Excerpt from a dataset

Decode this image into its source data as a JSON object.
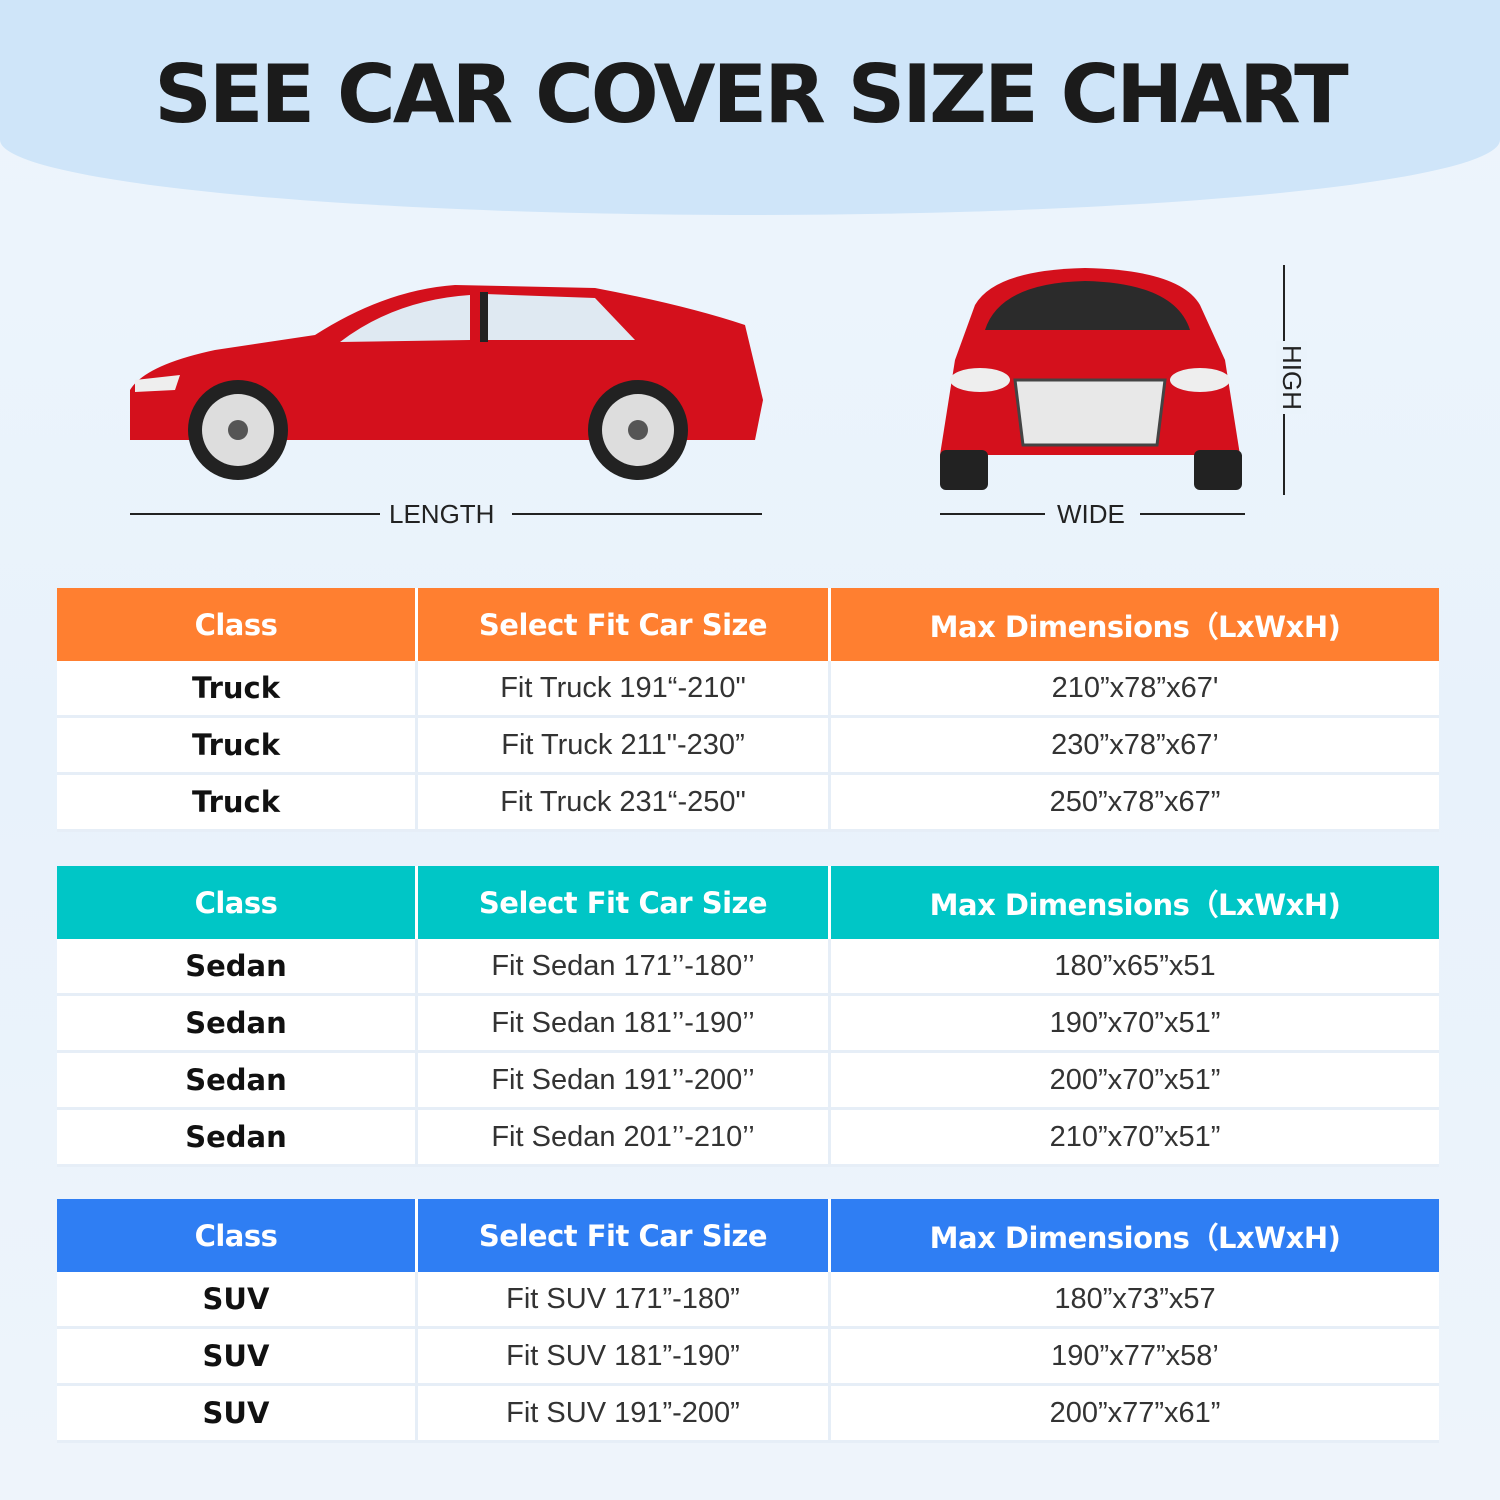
{
  "title": "SEE CAR COVER SIZE CHART",
  "labels": {
    "length": "LENGTH",
    "wide": "WIDE",
    "high": "HIGH"
  },
  "colors": {
    "truck_header": "#ff7f30",
    "sedan_header": "#00c6c6",
    "suv_header": "#2f7ef3",
    "car": "#d4101c"
  },
  "tables": [
    {
      "headers": [
        "Class",
        "Select Fit Car Size",
        "Max Dimensions（LxWxH)"
      ],
      "rows": [
        [
          "Truck",
          "Fit Truck 191“-210\"",
          "210”x78”x67'"
        ],
        [
          "Truck",
          "Fit Truck 211\"-230”",
          "230”x78”x67’"
        ],
        [
          "Truck",
          "Fit Truck 231“-250\"",
          "250”x78”x67”"
        ]
      ]
    },
    {
      "headers": [
        "Class",
        "Select Fit Car Size",
        "Max Dimensions（LxWxH)"
      ],
      "rows": [
        [
          "Sedan",
          "Fit Sedan 171’’-180’’",
          "180”x65”x51"
        ],
        [
          "Sedan",
          "Fit Sedan 181’’-190’’",
          "190”x70”x51”"
        ],
        [
          "Sedan",
          "Fit Sedan 191’’-200’’",
          "200”x70”x51”"
        ],
        [
          "Sedan",
          "Fit Sedan 201’’-210’’",
          "210”x70”x51”"
        ]
      ]
    },
    {
      "headers": [
        "Class",
        "Select Fit Car Size",
        "Max Dimensions（LxWxH)"
      ],
      "rows": [
        [
          "SUV",
          "Fit SUV 171”-180”",
          "180”x73”x57"
        ],
        [
          "SUV",
          "Fit SUV 181”-190”",
          "190”x77”x58’"
        ],
        [
          "SUV",
          "Fit SUV 191”-200”",
          "200”x77”x61”"
        ]
      ]
    }
  ]
}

* _PROBLEM_
Copy the records word for word, leaving no picture in the copy.

* _EXERCISE RESULT_
Decode this image into its source data as a JSON object.
{
  "title": "SEE CAR COVER SIZE CHART",
  "labels": {
    "length": "LENGTH",
    "wide": "WIDE",
    "high": "HIGH"
  },
  "colors": {
    "truck_header": "#ff7f30",
    "sedan_header": "#00c6c6",
    "suv_header": "#2f7ef3",
    "car": "#d4101c"
  },
  "tables": [
    {
      "headers": [
        "Class",
        "Select Fit Car Size",
        "Max Dimensions（LxWxH)"
      ],
      "rows": [
        [
          "Truck",
          "Fit Truck 191“-210\"",
          "210”x78”x67'"
        ],
        [
          "Truck",
          "Fit Truck 211\"-230”",
          "230”x78”x67’"
        ],
        [
          "Truck",
          "Fit Truck 231“-250\"",
          "250”x78”x67”"
        ]
      ]
    },
    {
      "headers": [
        "Class",
        "Select Fit Car Size",
        "Max Dimensions（LxWxH)"
      ],
      "rows": [
        [
          "Sedan",
          "Fit Sedan 171’’-180’’",
          "180”x65”x51"
        ],
        [
          "Sedan",
          "Fit Sedan 181’’-190’’",
          "190”x70”x51”"
        ],
        [
          "Sedan",
          "Fit Sedan 191’’-200’’",
          "200”x70”x51”"
        ],
        [
          "Sedan",
          "Fit Sedan 201’’-210’’",
          "210”x70”x51”"
        ]
      ]
    },
    {
      "headers": [
        "Class",
        "Select Fit Car Size",
        "Max Dimensions（LxWxH)"
      ],
      "rows": [
        [
          "SUV",
          "Fit SUV 171”-180”",
          "180”x73”x57"
        ],
        [
          "SUV",
          "Fit SUV 181”-190”",
          "190”x77”x58’"
        ],
        [
          "SUV",
          "Fit SUV 191”-200”",
          "200”x77”x61”"
        ]
      ]
    }
  ]
}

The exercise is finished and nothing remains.